→ Problem to work on: Find each line holding the word "color" and give the number of such lines, nothing else.

→ Information provided:
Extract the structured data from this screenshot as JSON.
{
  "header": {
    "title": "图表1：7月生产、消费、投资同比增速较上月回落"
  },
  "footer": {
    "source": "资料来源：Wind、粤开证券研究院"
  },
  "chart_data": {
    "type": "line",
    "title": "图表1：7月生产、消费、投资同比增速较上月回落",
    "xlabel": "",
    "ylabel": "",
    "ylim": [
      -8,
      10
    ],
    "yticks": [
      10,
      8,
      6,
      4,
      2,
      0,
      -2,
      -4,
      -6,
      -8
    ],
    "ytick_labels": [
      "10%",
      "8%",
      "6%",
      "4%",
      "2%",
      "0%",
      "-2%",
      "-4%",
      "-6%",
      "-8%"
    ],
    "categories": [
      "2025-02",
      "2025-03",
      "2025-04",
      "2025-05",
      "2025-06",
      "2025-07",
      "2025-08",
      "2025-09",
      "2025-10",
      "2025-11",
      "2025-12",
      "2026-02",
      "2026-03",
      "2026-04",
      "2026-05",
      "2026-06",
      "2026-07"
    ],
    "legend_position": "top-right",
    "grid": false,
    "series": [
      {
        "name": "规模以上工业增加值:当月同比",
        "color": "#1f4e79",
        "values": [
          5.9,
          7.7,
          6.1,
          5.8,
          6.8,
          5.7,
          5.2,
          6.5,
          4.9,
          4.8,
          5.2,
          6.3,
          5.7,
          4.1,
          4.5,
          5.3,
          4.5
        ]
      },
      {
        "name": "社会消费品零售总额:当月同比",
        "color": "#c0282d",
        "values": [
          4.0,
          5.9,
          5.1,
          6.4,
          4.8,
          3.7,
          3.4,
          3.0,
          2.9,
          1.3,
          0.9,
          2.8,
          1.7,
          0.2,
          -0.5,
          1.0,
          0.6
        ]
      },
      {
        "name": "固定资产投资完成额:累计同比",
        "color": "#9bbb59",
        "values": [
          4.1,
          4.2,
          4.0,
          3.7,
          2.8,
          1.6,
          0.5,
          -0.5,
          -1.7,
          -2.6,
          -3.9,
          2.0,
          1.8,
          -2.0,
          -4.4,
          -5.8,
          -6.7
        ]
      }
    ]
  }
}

→ Solution for this problem: 3